_What you should do_:
Check every line below for the word "label" and show those that hold it.

_Records provided_:
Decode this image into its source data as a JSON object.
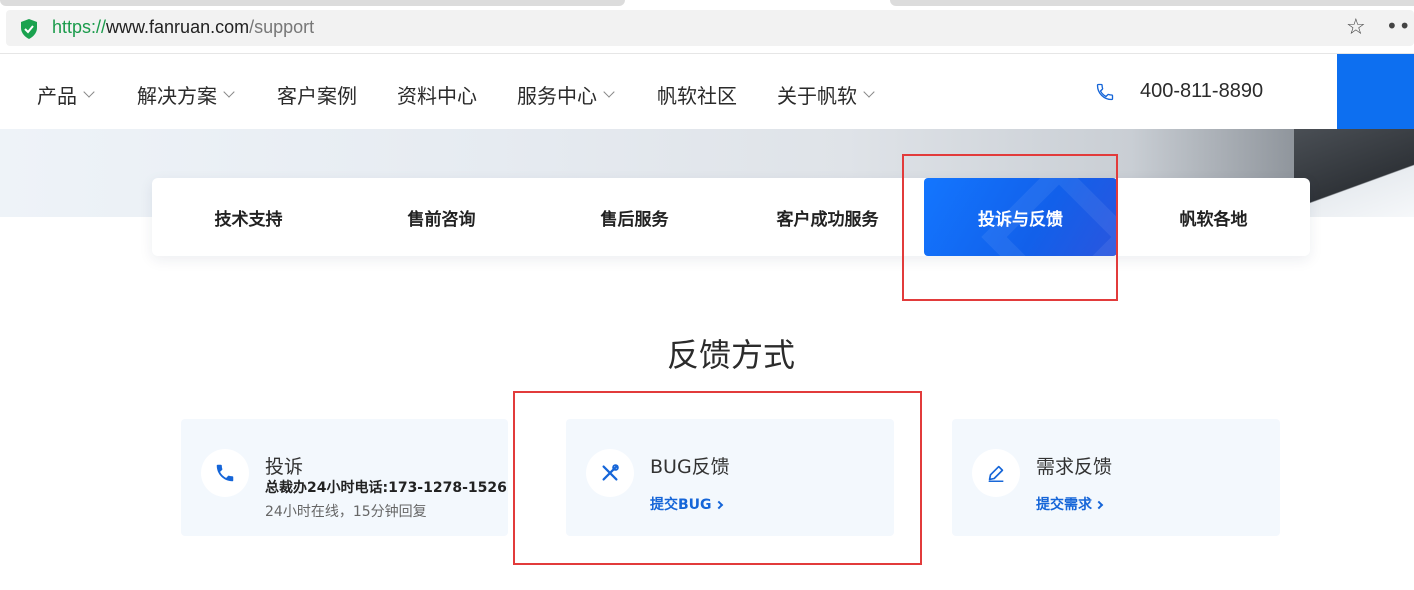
{
  "browser": {
    "url_scheme": "https://",
    "url_host": "www.fanruan.com",
    "url_path": "/support",
    "icons": [
      "shield-icon",
      "star-icon",
      "more-icon"
    ]
  },
  "nav": {
    "items": [
      {
        "label": "产品",
        "dropdown": true
      },
      {
        "label": "解决方案",
        "dropdown": true
      },
      {
        "label": "客户案例",
        "dropdown": false
      },
      {
        "label": "资料中心",
        "dropdown": false
      },
      {
        "label": "服务中心",
        "dropdown": true
      },
      {
        "label": "帆软社区",
        "dropdown": false
      },
      {
        "label": "关于帆软",
        "dropdown": true
      }
    ],
    "phone": "400-811-8890"
  },
  "tabs": {
    "items": [
      "技术支持",
      "售前咨询",
      "售后服务",
      "客户成功服务",
      "投诉与反馈",
      "帆软各地"
    ],
    "active": "投诉与反馈"
  },
  "section": {
    "title": "反馈方式"
  },
  "cards": {
    "complaint": {
      "title": "投诉",
      "hotline": "总裁办24小时电话:173-1278-1526",
      "note": "24小时在线，15分钟回复"
    },
    "bug": {
      "title": "BUG反馈",
      "link": "提交BUG"
    },
    "request": {
      "title": "需求反馈",
      "link": "提交需求"
    }
  },
  "colors": {
    "accent": "#0d6ff0",
    "highlight_box": "#e23b3b",
    "card_bg": "#f3f8fd",
    "link": "#1565d8"
  }
}
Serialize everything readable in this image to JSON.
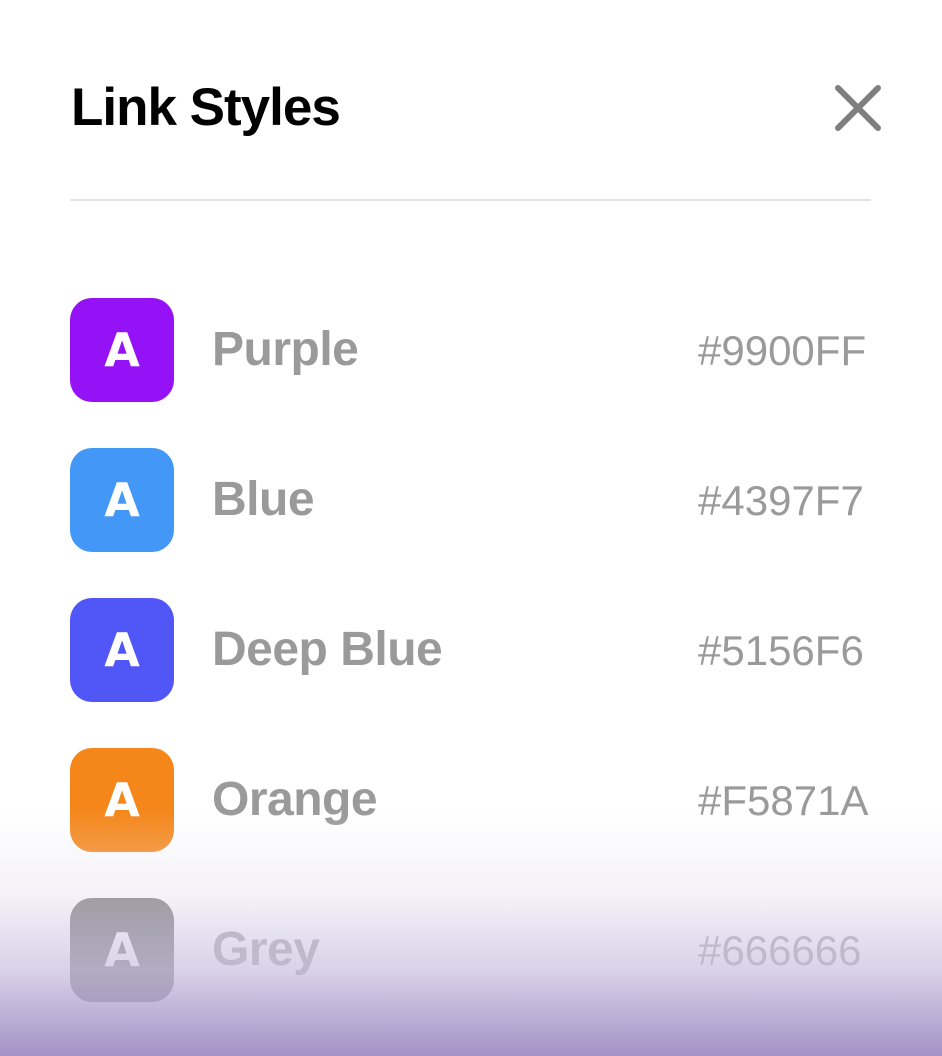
{
  "header": {
    "title": "Link Styles"
  },
  "close": {
    "icon": "close-icon"
  },
  "styles": [
    {
      "letter": "A",
      "label": "Purple",
      "hex": "#9900FF",
      "color": "#9412F5"
    },
    {
      "letter": "A",
      "label": "Blue",
      "hex": "#4397F7",
      "color": "#4397F7"
    },
    {
      "letter": "A",
      "label": "Deep Blue",
      "hex": "#5156F6",
      "color": "#5156F6"
    },
    {
      "letter": "A",
      "label": "Orange",
      "hex": "#F5871A",
      "color": "#F5871A"
    },
    {
      "letter": "A",
      "label": "Grey",
      "hex": "#666666",
      "color": "#666666"
    }
  ]
}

_Solution to this exercise_:
        "label": "产品",
        "label": "解决方案",
        "label": "客户案例",
        "label": "资料中心",
        "label": "服务中心",
        "label": "帆软社区",
        "label": "关于帆软",
      "label": "Purple",
      "label": "Blue",
      "label": "Deep Blue",
      "label": "Orange",
      "label": "Grey",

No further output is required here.